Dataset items

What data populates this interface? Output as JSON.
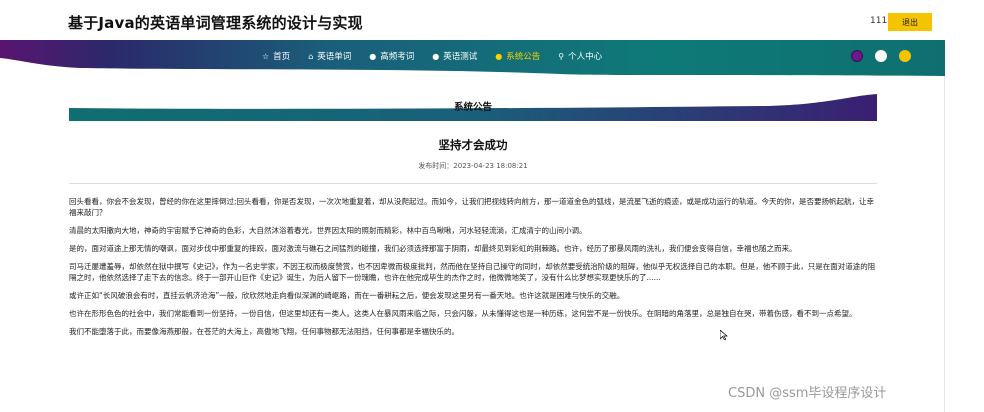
{
  "header": {
    "site_title": "基于Java的英语单词管理系统的设计与实现",
    "username": "111",
    "logout_label": "退出"
  },
  "nav": {
    "items": [
      {
        "icon": "home-icon",
        "glyph": "☆",
        "label": "首页",
        "active": false
      },
      {
        "icon": "book-icon",
        "glyph": "⌂",
        "label": "英语单词",
        "active": false
      },
      {
        "icon": "exam-icon",
        "glyph": "●",
        "label": "高频考词",
        "active": false
      },
      {
        "icon": "test-icon",
        "glyph": "●",
        "label": "英语测试",
        "active": false
      },
      {
        "icon": "notice-icon",
        "glyph": "●",
        "label": "系统公告",
        "active": true
      },
      {
        "icon": "user-icon",
        "glyph": "⚲",
        "label": "个人中心",
        "active": false
      }
    ],
    "theme_colors": [
      "#6b1a8c",
      "#ffffff",
      "#f5c400"
    ]
  },
  "section": {
    "title": "系统公告"
  },
  "article": {
    "title": "坚持才会成功",
    "publish_label": "发布时间：2023-04-23 18:08:21",
    "paragraphs": [
      "回头看看，你会不会发现，曾经的你在这里摔倒过;回头看看，你是否发现，一次次地重复着，却从没爬起过。而如今，让我们把视线转向前方，那一道道金色的弧线，是流星飞逝的痕迹，或是成功运行的轨道。今天的你，是否要扬帆起航，让幸福来敲门？",
      "清晨的太阳撒向大地，神奇的宇宙赋予它神奇的色彩，大自然沐浴着春光，世界因太阳的照射而精彩，林中百鸟啾啾，河水轻轻流淌，汇成清宁的山间小调。",
      "是的，面对道途上那无情的嘲讽，面对步伐中那重复的摔跤，面对激流与礁石之间猛烈的碰撞，我们必须选择那富于阴雨，却最终见到彩虹的荆棘路。也许，经历了那暴风雨的洗礼，我们便会变得自信，幸福也随之而来。",
      "司马迁屡遭羞辱，却依然在狱中撰写《史记》，作为一名史学家，不因王权而极度赞赏，也不因卑微而极度批判，然而他在坚持自己操守的同时，却依然要受统治阶级的阻碍，他似乎无权选择自己的本职。但是，他不顾于此，只是在面对道途的阻隔之时，他依然选择了走下去的信念。终于一部开山巨作《史记》诞生，为后人留下一份瑰瞻，也许在他完成毕生的杰作之时，他微微地笑了，没有什么比梦想实现更快乐的了......",
      "或许正如“长风破浪会有时，直挂云帆济沧海”一般，欣欣然地走向看似深渊的崎岖路，而在一番耕耘之后，便会发现这里另有一番天地。也许这就是困难与快乐的交融。",
      "也许在形形色色的社会中，我们常能看到一份坚持，一份自信，但这里却还有一类人。这类人在暴风雨来临之际，只会闪躲，从未懂得这也是一种历练，这何尝不是一份快乐。在阴暗的角落里，总是独自在哭，带着伤感，看不到一点希望。",
      "我们不能堕落于此，而要像海燕那般，在苍茫的大海上，高傲地飞翔，任何事物都无法阻挡，任何事都是幸福快乐的。"
    ]
  },
  "watermark": "CSDN @ssm毕设程序设计"
}
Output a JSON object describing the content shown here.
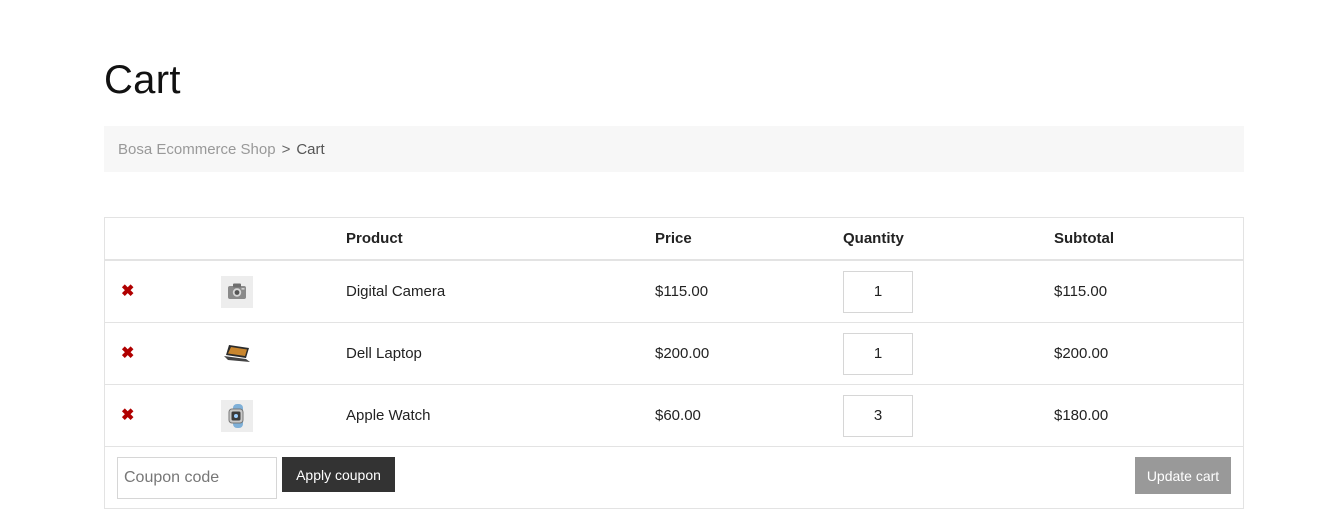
{
  "page": {
    "title": "Cart"
  },
  "breadcrumb": {
    "home": "Bosa Ecommerce Shop",
    "separator": ">",
    "current": "Cart"
  },
  "cart": {
    "headers": {
      "product": "Product",
      "price": "Price",
      "quantity": "Quantity",
      "subtotal": "Subtotal"
    },
    "remove_glyph": "✖",
    "items": [
      {
        "product": "Digital Camera",
        "price": "$115.00",
        "quantity": "1",
        "subtotal": "$115.00",
        "thumb_icon": "camera-icon"
      },
      {
        "product": "Dell Laptop",
        "price": "$200.00",
        "quantity": "1",
        "subtotal": "$200.00",
        "thumb_icon": "laptop-icon"
      },
      {
        "product": "Apple Watch",
        "price": "$60.00",
        "quantity": "3",
        "subtotal": "$180.00",
        "thumb_icon": "watch-icon"
      }
    ]
  },
  "actions": {
    "coupon_placeholder": "Coupon code",
    "apply_coupon_label": "Apply coupon",
    "update_cart_label": "Update cart"
  },
  "colors": {
    "remove": "#b00000",
    "apply_button": "#333333",
    "update_button": "#999999",
    "breadcrumb_bg": "#f7f7f7"
  }
}
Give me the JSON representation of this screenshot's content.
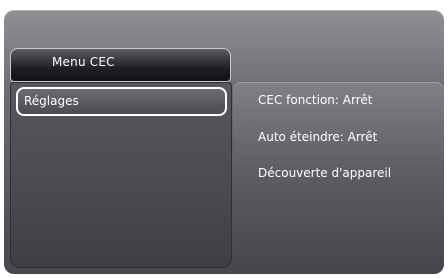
{
  "menu": {
    "title": "Menu CEC",
    "items": [
      {
        "label": "Réglages",
        "selected": true
      }
    ]
  },
  "submenu": {
    "options": [
      {
        "label": "CEC fonction: Arrêt"
      },
      {
        "label": "Auto éteindre: Arrêt"
      },
      {
        "label": "Découverte d'appareil"
      }
    ]
  }
}
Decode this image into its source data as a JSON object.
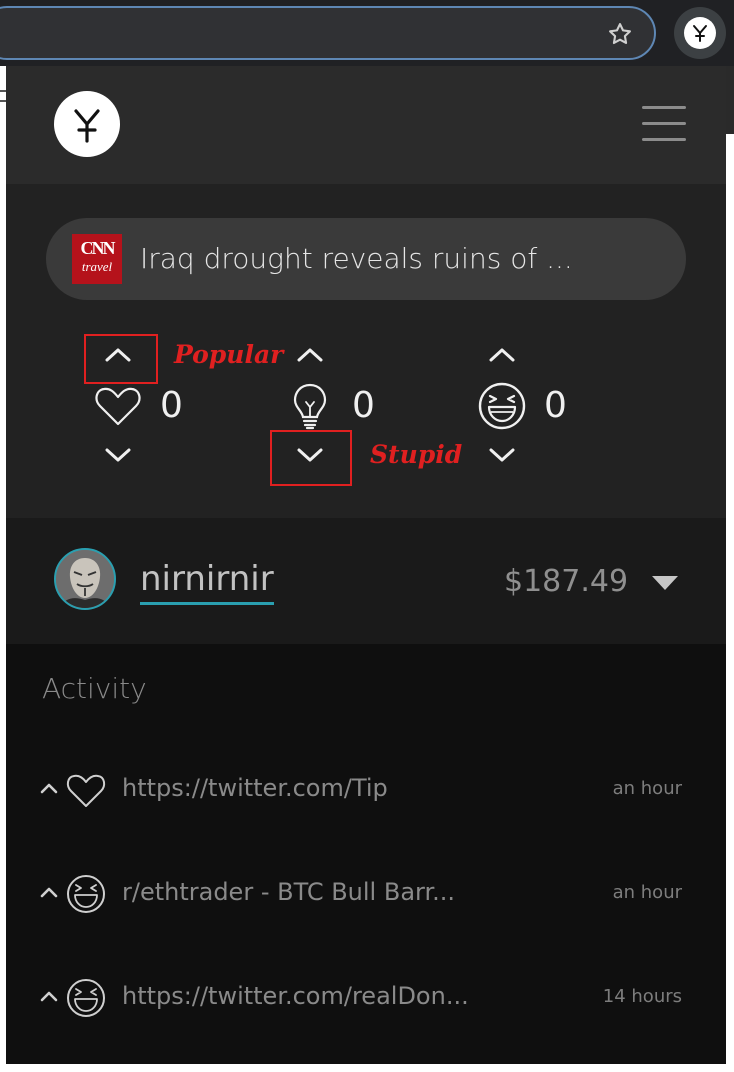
{
  "extension": {
    "icon": "yope-logo-icon"
  },
  "popup": {
    "header": {
      "logo_icon": "yope-logo-icon",
      "menu_icon": "hamburger-menu-icon"
    },
    "article": {
      "source_logo_line1": "CNN",
      "source_logo_line2": "travel",
      "title": "Iraq drought reveals ruins of ..."
    },
    "reactions": [
      {
        "name": "heart",
        "count": "0"
      },
      {
        "name": "lightbulb",
        "count": "0"
      },
      {
        "name": "laughing-face",
        "count": "0"
      }
    ],
    "annotations": {
      "popular": "Popular",
      "stupid": "Stupid"
    },
    "user": {
      "name": "nirnirnir",
      "balance": "$187.49"
    },
    "activity": {
      "title": "Activity",
      "items": [
        {
          "icon": "heart-icon",
          "text": "https://twitter.com/Tip",
          "time": "an hour"
        },
        {
          "icon": "laughing-face-icon",
          "text": "r/ethtrader - BTC Bull Barr...",
          "time": "an hour"
        },
        {
          "icon": "laughing-face-icon",
          "text": "https://twitter.com/realDon...",
          "time": "14 hours"
        }
      ]
    }
  },
  "colors": {
    "accent": "#2a9fb0",
    "annotation": "#e02020",
    "cnn_red": "#b5121b"
  }
}
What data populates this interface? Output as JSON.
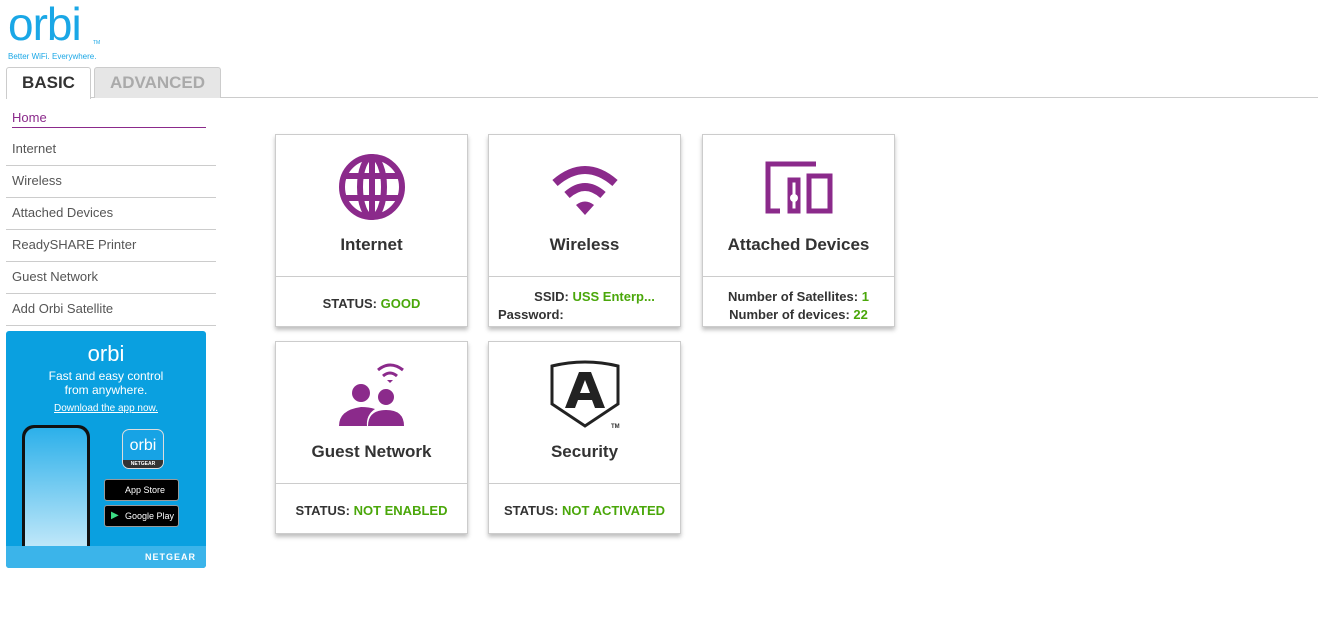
{
  "logo": {
    "word": "orbi",
    "tm": "TM",
    "tagline": "Better WiFi. Everywhere."
  },
  "tabs": [
    {
      "label": "BASIC",
      "active": true
    },
    {
      "label": "ADVANCED",
      "active": false
    }
  ],
  "sidebar": {
    "items": [
      {
        "label": "Home"
      },
      {
        "label": "Internet"
      },
      {
        "label": "Wireless"
      },
      {
        "label": "Attached Devices"
      },
      {
        "label": "ReadySHARE Printer"
      },
      {
        "label": "Guest Network"
      },
      {
        "label": "Add Orbi Satellite"
      }
    ]
  },
  "banner": {
    "brand": "orbi",
    "text1": "Fast and easy control",
    "text2": "from anywhere.",
    "link": "Download the app now.",
    "app_icon": "orbi",
    "app_icon_sub": "NETGEAR",
    "app_store": "App Store",
    "google_play": "Google Play",
    "footer": "NETGEAR"
  },
  "cards": {
    "internet": {
      "title": "Internet",
      "status_label": "STATUS:",
      "status": "GOOD"
    },
    "wireless": {
      "title": "Wireless",
      "ssid_label": "SSID:",
      "ssid": "USS Enterp...",
      "password_label": "Password:"
    },
    "devices": {
      "title": "Attached Devices",
      "sat_label": "Number of Satellites:",
      "sat": "1",
      "dev_label": "Number of devices:",
      "dev": "22"
    },
    "guest": {
      "title": "Guest Network",
      "status_label": "STATUS:",
      "status": "NOT ENABLED"
    },
    "security": {
      "title": "Security",
      "status_label": "STATUS:",
      "status": "NOT ACTIVATED",
      "tm": "TM"
    }
  },
  "colors": {
    "accent": "#8b2a8b",
    "status_green": "#4aa70a",
    "brand_blue": "#1aa7e6"
  }
}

What you are asked to do: What you return should match the records above word for word, minus the pictures.

Final result:
What data populates this interface? Output as JSON.
{
  "header": {
    "site_title": "基于Java的英语单词管理系统的设计与实现",
    "username": "111",
    "logout_label": "退出"
  },
  "nav": {
    "items": [
      {
        "icon": "home-icon",
        "glyph": "☆",
        "label": "首页",
        "active": false
      },
      {
        "icon": "book-icon",
        "glyph": "⌂",
        "label": "英语单词",
        "active": false
      },
      {
        "icon": "exam-icon",
        "glyph": "●",
        "label": "高频考词",
        "active": false
      },
      {
        "icon": "test-icon",
        "glyph": "●",
        "label": "英语测试",
        "active": false
      },
      {
        "icon": "notice-icon",
        "glyph": "●",
        "label": "系统公告",
        "active": true
      },
      {
        "icon": "user-icon",
        "glyph": "⚲",
        "label": "个人中心",
        "active": false
      }
    ],
    "theme_colors": [
      "#6b1a8c",
      "#ffffff",
      "#f5c400"
    ]
  },
  "section": {
    "title": "系统公告"
  },
  "article": {
    "title": "坚持才会成功",
    "publish_label": "发布时间：2023-04-23 18:08:21",
    "paragraphs": [
      "回头看看，你会不会发现，曾经的你在这里摔倒过;回头看看，你是否发现，一次次地重复着，却从没爬起过。而如今，让我们把视线转向前方，那一道道金色的弧线，是流星飞逝的痕迹，或是成功运行的轨道。今天的你，是否要扬帆起航，让幸福来敲门？",
      "清晨的太阳撒向大地，神奇的宇宙赋予它神奇的色彩，大自然沐浴着春光，世界因太阳的照射而精彩，林中百鸟啾啾，河水轻轻流淌，汇成清宁的山间小调。",
      "是的，面对道途上那无情的嘲讽，面对步伐中那重复的摔跤，面对激流与礁石之间猛烈的碰撞，我们必须选择那富于阴雨，却最终见到彩虹的荆棘路。也许，经历了那暴风雨的洗礼，我们便会变得自信，幸福也随之而来。",
      "司马迁屡遭羞辱，却依然在狱中撰写《史记》，作为一名史学家，不因王权而极度赞赏，也不因卑微而极度批判，然而他在坚持自己操守的同时，却依然要受统治阶级的阻碍，他似乎无权选择自己的本职。但是，他不顾于此，只是在面对道途的阻隔之时，他依然选择了走下去的信念。终于一部开山巨作《史记》诞生，为后人留下一份瑰瞻，也许在他完成毕生的杰作之时，他微微地笑了，没有什么比梦想实现更快乐的了......",
      "或许正如“长风破浪会有时，直挂云帆济沧海”一般，欣欣然地走向看似深渊的崎岖路，而在一番耕耘之后，便会发现这里另有一番天地。也许这就是困难与快乐的交融。",
      "也许在形形色色的社会中，我们常能看到一份坚持，一份自信，但这里却还有一类人。这类人在暴风雨来临之际，只会闪躲，从未懂得这也是一种历练，这何尝不是一份快乐。在阴暗的角落里，总是独自在哭，带着伤感，看不到一点希望。",
      "我们不能堕落于此，而要像海燕那般，在苍茫的大海上，高傲地飞翔，任何事物都无法阻挡，任何事都是幸福快乐的。"
    ]
  },
  "watermark": "CSDN @ssm毕设程序设计"
}
Output a JSON object describing the content shown here.
{
  "page": {
    "title": "Cart"
  },
  "breadcrumb": {
    "home": "Bosa Ecommerce Shop",
    "separator": ">",
    "current": "Cart"
  },
  "cart": {
    "headers": {
      "product": "Product",
      "price": "Price",
      "quantity": "Quantity",
      "subtotal": "Subtotal"
    },
    "remove_glyph": "✖",
    "items": [
      {
        "product": "Digital Camera",
        "price": "$115.00",
        "quantity": "1",
        "subtotal": "$115.00",
        "thumb_icon": "camera-icon"
      },
      {
        "product": "Dell Laptop",
        "price": "$200.00",
        "quantity": "1",
        "subtotal": "$200.00",
        "thumb_icon": "laptop-icon"
      },
      {
        "product": "Apple Watch",
        "price": "$60.00",
        "quantity": "3",
        "subtotal": "$180.00",
        "thumb_icon": "watch-icon"
      }
    ]
  },
  "actions": {
    "coupon_placeholder": "Coupon code",
    "apply_coupon_label": "Apply coupon",
    "update_cart_label": "Update cart"
  },
  "colors": {
    "remove": "#b00000",
    "apply_button": "#333333",
    "update_button": "#999999",
    "breadcrumb_bg": "#f7f7f7"
  }
}
Give me the JSON representation of this screenshot's content.
{
  "menu": {
    "title": "Menu CEC",
    "items": [
      {
        "label": "Réglages",
        "selected": true
      }
    ]
  },
  "submenu": {
    "options": [
      {
        "label": "CEC fonction: Arrêt"
      },
      {
        "label": "Auto éteindre: Arrêt"
      },
      {
        "label": "Découverte d'appareil"
      }
    ]
  }
}
Decode this image into its source data as a JSON object.
{
  "extension": {
    "icon": "yope-logo-icon"
  },
  "popup": {
    "header": {
      "logo_icon": "yope-logo-icon",
      "menu_icon": "hamburger-menu-icon"
    },
    "article": {
      "source_logo_line1": "CNN",
      "source_logo_line2": "travel",
      "title": "Iraq drought reveals ruins of ..."
    },
    "reactions": [
      {
        "name": "heart",
        "count": "0"
      },
      {
        "name": "lightbulb",
        "count": "0"
      },
      {
        "name": "laughing-face",
        "count": "0"
      }
    ],
    "annotations": {
      "popular": "Popular",
      "stupid": "Stupid"
    },
    "user": {
      "name": "nirnirnir",
      "balance": "$187.49"
    },
    "activity": {
      "title": "Activity",
      "items": [
        {
          "icon": "heart-icon",
          "text": "https://twitter.com/Tip",
          "time": "an hour"
        },
        {
          "icon": "laughing-face-icon",
          "text": "r/ethtrader - BTC Bull Barr...",
          "time": "an hour"
        },
        {
          "icon": "laughing-face-icon",
          "text": "https://twitter.com/realDon...",
          "time": "14 hours"
        }
      ]
    }
  },
  "colors": {
    "accent": "#2a9fb0",
    "annotation": "#e02020",
    "cnn_red": "#b5121b"
  }
}
What data populates this interface? Output as JSON.
{
  "logo": {
    "word": "orbi",
    "tm": "TM",
    "tagline": "Better WiFi. Everywhere."
  },
  "tabs": [
    {
      "label": "BASIC",
      "active": true
    },
    {
      "label": "ADVANCED",
      "active": false
    }
  ],
  "sidebar": {
    "items": [
      {
        "label": "Home"
      },
      {
        "label": "Internet"
      },
      {
        "label": "Wireless"
      },
      {
        "label": "Attached Devices"
      },
      {
        "label": "ReadySHARE Printer"
      },
      {
        "label": "Guest Network"
      },
      {
        "label": "Add Orbi Satellite"
      }
    ]
  },
  "banner": {
    "brand": "orbi",
    "text1": "Fast and easy control",
    "text2": "from anywhere.",
    "link": "Download the app now.",
    "app_icon": "orbi",
    "app_icon_sub": "NETGEAR",
    "app_store": "App Store",
    "google_play": "Google Play",
    "footer": "NETGEAR"
  },
  "cards": {
    "internet": {
      "title": "Internet",
      "status_label": "STATUS:",
      "status": "GOOD"
    },
    "wireless": {
      "title": "Wireless",
      "ssid_label": "SSID:",
      "ssid": "USS Enterp...",
      "password_label": "Password:"
    },
    "devices": {
      "title": "Attached Devices",
      "sat_label": "Number of Satellites:",
      "sat": "1",
      "dev_label": "Number of devices:",
      "dev": "22"
    },
    "guest": {
      "title": "Guest Network",
      "status_label": "STATUS:",
      "status": "NOT ENABLED"
    },
    "security": {
      "title": "Security",
      "status_label": "STATUS:",
      "status": "NOT ACTIVATED",
      "tm": "TM"
    }
  },
  "colors": {
    "accent": "#8b2a8b",
    "status_green": "#4aa70a",
    "brand_blue": "#1aa7e6"
  }
}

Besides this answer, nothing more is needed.